- AIM -
Copy the listing word for word, everything from the line containing "Extract all elements" down to the line containing "line-xtick-label: −100 — [324, 823, 395, 853]", with both of those lines included.

- DATA IN THIS EXERCISE -
>>>>

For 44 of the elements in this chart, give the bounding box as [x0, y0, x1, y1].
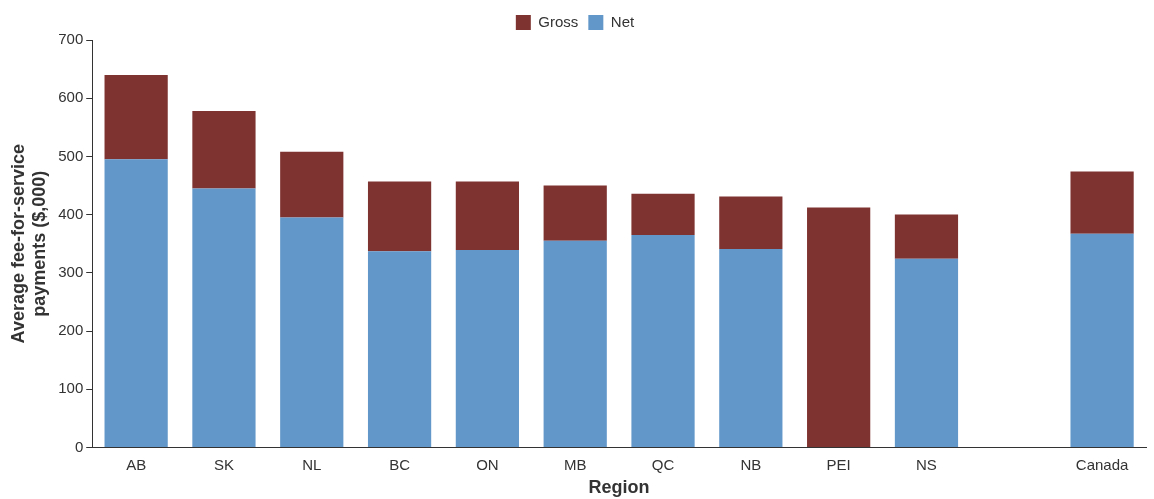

<<<<
>>>>

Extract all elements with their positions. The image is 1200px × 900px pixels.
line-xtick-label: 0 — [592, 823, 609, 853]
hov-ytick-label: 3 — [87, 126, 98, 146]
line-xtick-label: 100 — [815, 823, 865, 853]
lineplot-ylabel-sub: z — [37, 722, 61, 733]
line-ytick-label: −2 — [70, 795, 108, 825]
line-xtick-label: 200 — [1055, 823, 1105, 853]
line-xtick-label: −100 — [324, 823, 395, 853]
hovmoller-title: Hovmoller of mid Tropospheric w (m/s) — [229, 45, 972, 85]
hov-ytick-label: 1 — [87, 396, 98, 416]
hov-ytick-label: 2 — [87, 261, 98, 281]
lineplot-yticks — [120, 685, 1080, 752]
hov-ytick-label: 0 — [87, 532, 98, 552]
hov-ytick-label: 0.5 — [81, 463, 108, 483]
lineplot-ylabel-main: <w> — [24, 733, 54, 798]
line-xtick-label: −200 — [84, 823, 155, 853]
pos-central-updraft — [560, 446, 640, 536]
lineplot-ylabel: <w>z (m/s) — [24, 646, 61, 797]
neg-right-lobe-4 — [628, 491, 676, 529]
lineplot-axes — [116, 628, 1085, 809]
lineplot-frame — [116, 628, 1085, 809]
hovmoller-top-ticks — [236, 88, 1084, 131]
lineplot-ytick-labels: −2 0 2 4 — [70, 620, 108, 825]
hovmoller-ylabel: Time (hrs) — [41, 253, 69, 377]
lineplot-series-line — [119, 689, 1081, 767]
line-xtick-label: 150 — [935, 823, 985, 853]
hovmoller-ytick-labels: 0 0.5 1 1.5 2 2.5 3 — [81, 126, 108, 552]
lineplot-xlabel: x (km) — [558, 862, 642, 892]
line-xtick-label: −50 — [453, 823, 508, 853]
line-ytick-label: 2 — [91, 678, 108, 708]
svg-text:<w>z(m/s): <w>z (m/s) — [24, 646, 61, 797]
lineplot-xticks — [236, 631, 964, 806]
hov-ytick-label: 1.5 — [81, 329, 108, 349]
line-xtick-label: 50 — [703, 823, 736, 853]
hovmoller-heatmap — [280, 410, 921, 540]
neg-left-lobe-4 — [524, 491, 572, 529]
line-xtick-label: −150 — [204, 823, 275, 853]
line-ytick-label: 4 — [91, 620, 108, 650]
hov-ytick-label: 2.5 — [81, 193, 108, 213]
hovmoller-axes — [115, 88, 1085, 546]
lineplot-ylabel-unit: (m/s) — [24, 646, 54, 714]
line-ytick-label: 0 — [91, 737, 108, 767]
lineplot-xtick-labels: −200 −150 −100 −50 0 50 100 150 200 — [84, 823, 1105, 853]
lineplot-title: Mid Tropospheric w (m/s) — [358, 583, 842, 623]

<<<<

- THE RESPONSE -
Extract all elements with their positions. The image is 1200px × 900px pixels.
line-xtick-label: 0 — [592, 823, 609, 853]
hov-ytick-label: 3 — [87, 126, 98, 146]
line-xtick-label: 100 — [815, 823, 865, 853]
lineplot-ylabel-sub: z — [37, 722, 61, 733]
line-ytick-label: −2 — [70, 795, 108, 825]
line-xtick-label: 200 — [1055, 823, 1105, 853]
line-xtick-label: −100 — [324, 823, 395, 853]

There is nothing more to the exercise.